▶ [Challenge]: Pull out every line containing the string "Marktplatzes".

>> BEGIN Rows

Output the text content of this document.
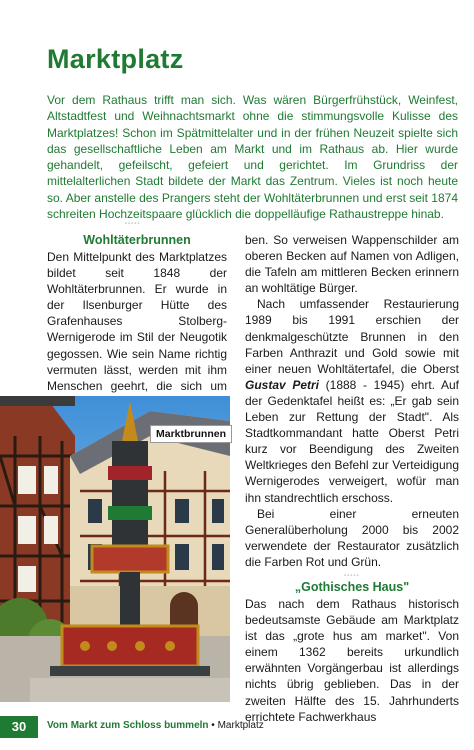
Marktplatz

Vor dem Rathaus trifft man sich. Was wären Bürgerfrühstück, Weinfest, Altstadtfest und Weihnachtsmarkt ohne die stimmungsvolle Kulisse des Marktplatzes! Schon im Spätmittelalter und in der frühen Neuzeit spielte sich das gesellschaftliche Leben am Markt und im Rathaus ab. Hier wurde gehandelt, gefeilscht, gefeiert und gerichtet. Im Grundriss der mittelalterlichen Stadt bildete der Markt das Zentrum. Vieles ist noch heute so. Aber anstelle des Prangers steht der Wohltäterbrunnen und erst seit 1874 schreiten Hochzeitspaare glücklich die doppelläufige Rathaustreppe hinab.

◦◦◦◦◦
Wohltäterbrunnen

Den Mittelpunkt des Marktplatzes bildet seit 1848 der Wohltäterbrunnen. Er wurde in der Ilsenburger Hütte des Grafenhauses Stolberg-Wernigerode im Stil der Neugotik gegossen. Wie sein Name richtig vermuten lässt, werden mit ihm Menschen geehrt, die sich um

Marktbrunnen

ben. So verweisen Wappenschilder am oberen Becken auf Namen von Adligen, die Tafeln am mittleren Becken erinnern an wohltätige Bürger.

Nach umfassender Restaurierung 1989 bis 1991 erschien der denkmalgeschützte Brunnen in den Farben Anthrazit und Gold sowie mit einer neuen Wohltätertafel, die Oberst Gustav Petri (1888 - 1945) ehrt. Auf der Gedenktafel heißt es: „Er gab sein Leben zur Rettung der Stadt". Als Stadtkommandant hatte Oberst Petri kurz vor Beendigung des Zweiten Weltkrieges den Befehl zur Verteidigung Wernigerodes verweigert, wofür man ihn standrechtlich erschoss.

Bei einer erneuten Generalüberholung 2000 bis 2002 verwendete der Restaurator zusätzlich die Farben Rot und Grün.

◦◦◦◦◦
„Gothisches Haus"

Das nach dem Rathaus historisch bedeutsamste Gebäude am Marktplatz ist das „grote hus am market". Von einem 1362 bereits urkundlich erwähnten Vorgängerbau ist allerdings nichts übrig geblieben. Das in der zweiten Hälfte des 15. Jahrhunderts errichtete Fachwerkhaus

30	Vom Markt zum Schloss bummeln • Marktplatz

>> END Rows

▶ [In response]:
Vor dem Rathaus trifft man sich. Was wären Bürgerfrühstück, Weinfest, Altstadtfest und Weihnachtsmarkt ohne die stimmungsvolle Kulisse des Marktplatzes! Schon im Spätmittelalter und in der frühen Neuzeit spielte sich das gesellschaftliche Leben am Markt und im Rathaus ab. Hier wurde gehandelt, gefeilscht, gefeiert und gerichtet. Im Grundriss der mittelalterlichen Stadt bildete der Markt das Zentrum. Vieles ist noch heute so. Aber anstelle des Prangers steht der Wohltäterbrunnen und erst seit 1874 schreiten Hochzeitspaare glücklich die doppelläufige Rathaustreppe hinab.
Den Mittelpunkt des Marktplatzes bildet seit 1848 der Wohltäterbrunnen. Er wurde in der Ilsenburger Hütte des Grafenhauses Stolberg-Wernigerode im Stil der Neugotik gegossen. Wie sein Name richtig vermuten lässt, werden mit ihm Menschen geehrt, die sich um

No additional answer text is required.